◆ EXERCISE BRIEF
Check each line of the records below and collect those that include the word "greater".

◆ ROWS

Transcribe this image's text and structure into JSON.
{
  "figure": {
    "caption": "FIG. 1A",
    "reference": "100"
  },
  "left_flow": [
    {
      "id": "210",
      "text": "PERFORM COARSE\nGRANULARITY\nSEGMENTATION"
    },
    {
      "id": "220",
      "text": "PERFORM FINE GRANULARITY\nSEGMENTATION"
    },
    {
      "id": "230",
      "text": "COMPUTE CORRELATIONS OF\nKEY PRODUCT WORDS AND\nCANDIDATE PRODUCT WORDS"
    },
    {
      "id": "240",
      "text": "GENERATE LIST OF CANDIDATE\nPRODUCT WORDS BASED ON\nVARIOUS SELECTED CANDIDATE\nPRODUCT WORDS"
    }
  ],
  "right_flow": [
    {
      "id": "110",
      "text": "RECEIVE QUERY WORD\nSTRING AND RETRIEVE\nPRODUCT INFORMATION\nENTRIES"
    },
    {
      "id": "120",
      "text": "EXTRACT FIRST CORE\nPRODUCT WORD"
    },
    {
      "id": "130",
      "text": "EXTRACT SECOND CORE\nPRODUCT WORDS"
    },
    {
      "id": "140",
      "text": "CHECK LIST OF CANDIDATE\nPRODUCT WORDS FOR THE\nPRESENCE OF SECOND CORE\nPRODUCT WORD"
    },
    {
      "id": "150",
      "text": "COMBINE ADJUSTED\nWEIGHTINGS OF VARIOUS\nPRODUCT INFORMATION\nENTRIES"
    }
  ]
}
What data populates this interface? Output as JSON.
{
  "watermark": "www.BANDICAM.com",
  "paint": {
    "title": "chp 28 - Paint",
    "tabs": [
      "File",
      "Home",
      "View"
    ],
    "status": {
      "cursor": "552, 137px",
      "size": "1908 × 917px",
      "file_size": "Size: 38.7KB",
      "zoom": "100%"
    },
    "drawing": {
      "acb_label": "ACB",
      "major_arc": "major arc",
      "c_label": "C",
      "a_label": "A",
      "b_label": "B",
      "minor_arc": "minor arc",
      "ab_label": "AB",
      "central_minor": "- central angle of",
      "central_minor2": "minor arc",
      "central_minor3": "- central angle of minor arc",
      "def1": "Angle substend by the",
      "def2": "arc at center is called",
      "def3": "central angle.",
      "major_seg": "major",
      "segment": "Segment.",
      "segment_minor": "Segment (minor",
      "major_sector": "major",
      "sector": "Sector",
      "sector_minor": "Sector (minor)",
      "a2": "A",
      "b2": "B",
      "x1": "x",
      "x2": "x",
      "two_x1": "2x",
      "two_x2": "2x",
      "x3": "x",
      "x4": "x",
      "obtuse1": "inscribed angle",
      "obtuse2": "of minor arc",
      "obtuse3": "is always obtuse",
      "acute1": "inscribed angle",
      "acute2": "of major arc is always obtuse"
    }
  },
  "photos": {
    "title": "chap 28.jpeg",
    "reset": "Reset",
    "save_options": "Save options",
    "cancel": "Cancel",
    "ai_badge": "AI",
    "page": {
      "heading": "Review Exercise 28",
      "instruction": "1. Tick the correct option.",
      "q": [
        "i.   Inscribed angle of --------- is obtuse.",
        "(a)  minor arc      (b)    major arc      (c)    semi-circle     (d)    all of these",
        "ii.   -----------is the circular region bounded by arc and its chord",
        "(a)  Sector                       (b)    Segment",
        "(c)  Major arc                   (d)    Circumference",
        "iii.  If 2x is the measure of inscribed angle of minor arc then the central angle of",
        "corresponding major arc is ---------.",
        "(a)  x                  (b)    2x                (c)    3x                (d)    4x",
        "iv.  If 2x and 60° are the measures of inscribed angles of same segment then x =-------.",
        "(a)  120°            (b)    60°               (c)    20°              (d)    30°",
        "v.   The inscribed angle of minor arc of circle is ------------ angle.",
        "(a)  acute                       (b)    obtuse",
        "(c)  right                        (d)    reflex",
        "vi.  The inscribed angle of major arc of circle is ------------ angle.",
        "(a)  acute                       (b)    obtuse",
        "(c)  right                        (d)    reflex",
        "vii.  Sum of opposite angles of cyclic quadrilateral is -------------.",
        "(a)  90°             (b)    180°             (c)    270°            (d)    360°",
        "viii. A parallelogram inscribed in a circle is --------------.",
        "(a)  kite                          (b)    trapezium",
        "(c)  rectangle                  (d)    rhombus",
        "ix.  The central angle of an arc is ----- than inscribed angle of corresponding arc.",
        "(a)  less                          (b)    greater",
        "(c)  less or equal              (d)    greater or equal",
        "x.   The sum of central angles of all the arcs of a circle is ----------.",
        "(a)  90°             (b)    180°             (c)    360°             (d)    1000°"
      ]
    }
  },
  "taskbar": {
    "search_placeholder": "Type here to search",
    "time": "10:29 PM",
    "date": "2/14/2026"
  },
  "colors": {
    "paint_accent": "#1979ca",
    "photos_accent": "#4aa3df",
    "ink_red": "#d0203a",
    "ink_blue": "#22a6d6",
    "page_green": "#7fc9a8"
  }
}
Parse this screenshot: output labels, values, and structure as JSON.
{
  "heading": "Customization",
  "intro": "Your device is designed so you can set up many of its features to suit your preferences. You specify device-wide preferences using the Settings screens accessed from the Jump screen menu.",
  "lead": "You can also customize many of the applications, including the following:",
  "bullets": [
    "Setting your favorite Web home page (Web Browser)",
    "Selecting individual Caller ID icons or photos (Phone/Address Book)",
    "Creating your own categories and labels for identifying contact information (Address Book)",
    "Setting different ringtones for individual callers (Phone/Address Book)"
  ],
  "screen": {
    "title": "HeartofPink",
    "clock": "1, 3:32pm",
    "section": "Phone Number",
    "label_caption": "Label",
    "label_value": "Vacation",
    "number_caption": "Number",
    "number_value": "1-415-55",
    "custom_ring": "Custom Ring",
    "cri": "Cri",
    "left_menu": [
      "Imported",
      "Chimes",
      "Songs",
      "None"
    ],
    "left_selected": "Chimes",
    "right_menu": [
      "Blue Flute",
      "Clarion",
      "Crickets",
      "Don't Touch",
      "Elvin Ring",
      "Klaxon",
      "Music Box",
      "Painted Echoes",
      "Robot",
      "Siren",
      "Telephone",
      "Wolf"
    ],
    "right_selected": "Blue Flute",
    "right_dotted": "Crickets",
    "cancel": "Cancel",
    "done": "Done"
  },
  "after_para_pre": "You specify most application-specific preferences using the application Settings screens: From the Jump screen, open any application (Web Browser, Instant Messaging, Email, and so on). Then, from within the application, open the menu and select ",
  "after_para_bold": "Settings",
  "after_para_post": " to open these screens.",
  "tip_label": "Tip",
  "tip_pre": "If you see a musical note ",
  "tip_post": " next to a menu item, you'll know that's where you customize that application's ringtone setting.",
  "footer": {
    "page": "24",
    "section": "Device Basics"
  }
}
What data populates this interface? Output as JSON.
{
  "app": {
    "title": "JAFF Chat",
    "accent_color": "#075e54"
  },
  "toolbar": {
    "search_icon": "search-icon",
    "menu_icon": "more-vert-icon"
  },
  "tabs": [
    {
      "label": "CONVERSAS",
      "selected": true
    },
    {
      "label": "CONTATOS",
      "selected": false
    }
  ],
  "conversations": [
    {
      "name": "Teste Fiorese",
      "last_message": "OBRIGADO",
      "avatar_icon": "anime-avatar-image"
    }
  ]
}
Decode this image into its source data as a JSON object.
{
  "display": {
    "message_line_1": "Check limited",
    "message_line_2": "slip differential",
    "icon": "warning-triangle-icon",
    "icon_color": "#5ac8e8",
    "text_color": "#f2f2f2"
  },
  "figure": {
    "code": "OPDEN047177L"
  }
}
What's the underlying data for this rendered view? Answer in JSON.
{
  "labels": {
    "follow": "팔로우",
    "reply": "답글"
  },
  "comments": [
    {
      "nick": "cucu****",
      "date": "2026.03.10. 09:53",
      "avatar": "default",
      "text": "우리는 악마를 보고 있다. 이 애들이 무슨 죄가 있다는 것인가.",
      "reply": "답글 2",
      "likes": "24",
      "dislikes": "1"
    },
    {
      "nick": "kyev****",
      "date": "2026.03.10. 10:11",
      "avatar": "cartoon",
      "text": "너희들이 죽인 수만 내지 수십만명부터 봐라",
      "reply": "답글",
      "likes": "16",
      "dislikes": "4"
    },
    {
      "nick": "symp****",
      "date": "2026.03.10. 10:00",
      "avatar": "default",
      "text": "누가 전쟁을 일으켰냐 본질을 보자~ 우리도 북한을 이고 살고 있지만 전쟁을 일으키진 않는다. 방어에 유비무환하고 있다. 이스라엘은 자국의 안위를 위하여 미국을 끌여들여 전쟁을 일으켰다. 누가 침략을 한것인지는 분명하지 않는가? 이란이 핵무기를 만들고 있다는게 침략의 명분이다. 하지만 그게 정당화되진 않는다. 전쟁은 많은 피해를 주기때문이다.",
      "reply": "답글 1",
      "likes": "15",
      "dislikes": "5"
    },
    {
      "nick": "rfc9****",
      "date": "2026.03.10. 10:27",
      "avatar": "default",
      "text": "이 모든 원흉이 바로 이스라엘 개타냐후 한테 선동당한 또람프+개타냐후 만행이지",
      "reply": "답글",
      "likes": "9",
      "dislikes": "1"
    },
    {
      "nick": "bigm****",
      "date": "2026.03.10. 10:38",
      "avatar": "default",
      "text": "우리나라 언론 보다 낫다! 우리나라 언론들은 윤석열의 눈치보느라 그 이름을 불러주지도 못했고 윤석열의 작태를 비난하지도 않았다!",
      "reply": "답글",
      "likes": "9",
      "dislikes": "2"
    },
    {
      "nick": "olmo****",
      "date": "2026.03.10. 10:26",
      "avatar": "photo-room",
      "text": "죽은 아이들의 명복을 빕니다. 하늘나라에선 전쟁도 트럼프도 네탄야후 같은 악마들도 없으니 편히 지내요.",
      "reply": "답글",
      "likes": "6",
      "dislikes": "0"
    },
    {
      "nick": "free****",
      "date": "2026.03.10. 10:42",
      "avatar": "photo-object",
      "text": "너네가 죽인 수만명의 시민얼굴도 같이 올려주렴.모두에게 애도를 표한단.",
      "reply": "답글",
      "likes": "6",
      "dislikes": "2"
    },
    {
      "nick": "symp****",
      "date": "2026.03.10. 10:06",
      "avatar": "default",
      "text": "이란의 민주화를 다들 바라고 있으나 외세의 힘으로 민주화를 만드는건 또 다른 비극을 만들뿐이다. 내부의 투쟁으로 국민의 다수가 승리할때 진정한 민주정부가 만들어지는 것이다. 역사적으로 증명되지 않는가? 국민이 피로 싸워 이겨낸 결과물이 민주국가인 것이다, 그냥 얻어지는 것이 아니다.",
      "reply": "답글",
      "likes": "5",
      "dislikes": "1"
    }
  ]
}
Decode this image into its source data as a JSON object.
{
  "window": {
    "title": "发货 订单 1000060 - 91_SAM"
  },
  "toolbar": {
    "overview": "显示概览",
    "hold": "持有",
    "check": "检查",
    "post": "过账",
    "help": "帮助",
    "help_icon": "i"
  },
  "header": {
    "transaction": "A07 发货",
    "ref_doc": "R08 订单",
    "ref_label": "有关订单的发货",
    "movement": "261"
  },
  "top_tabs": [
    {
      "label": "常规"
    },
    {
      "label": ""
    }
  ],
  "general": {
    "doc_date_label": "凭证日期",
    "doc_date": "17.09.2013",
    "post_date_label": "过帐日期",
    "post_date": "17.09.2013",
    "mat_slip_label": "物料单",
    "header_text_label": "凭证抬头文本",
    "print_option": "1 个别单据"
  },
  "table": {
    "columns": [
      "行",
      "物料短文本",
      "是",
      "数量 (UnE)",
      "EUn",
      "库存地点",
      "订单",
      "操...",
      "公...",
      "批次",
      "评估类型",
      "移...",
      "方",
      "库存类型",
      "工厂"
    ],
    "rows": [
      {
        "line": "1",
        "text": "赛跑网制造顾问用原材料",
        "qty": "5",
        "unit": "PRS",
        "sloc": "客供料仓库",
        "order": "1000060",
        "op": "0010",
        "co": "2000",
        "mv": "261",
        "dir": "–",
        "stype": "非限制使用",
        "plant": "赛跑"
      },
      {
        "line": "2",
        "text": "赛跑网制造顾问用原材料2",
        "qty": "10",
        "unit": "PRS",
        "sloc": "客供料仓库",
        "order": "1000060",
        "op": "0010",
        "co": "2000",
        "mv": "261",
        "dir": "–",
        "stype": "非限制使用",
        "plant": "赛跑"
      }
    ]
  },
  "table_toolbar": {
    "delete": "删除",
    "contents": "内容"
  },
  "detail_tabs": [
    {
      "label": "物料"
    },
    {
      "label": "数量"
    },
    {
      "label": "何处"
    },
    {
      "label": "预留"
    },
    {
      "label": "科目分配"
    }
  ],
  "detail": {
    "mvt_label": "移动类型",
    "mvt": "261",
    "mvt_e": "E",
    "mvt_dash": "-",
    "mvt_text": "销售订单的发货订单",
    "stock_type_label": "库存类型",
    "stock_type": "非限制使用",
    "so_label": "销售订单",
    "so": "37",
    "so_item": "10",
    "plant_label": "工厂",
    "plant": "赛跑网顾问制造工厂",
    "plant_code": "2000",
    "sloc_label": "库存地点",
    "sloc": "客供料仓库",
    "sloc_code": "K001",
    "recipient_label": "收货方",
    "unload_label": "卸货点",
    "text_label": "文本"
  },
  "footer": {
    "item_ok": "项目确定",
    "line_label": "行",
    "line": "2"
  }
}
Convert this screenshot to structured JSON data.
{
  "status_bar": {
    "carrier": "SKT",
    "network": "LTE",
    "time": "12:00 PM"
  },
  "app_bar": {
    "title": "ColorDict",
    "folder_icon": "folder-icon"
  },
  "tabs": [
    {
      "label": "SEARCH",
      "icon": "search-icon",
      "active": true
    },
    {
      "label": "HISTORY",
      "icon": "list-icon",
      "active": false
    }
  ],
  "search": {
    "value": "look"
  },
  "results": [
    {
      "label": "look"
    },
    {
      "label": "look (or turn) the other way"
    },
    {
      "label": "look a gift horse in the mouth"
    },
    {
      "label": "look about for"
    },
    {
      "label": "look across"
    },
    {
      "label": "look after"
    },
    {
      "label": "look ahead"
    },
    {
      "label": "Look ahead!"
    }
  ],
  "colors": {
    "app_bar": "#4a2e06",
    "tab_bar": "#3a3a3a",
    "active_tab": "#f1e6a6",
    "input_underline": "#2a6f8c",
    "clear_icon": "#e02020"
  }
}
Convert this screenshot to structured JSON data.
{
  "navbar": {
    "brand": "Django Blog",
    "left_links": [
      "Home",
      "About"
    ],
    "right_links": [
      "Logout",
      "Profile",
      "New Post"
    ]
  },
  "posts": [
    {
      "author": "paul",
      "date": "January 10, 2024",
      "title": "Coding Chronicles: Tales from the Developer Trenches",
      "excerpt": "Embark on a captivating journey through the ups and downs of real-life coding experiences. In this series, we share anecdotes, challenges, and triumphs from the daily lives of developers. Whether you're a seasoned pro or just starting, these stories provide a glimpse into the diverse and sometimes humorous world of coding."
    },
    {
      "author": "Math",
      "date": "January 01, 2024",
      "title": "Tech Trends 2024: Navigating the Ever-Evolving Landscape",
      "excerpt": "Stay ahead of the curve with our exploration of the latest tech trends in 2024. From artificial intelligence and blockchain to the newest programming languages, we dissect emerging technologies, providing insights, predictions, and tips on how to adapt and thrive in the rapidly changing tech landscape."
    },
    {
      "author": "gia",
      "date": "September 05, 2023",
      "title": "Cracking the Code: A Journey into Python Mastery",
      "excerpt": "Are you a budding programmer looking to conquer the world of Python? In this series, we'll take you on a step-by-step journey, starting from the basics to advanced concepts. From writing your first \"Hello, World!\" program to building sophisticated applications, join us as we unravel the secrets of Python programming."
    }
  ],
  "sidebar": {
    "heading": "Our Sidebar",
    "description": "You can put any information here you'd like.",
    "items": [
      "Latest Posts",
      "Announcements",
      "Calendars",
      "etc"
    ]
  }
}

◆ THE REPLY
        "(a)  less                          (b)    greater",
        "(c)  less or equal              (d)    greater or equal",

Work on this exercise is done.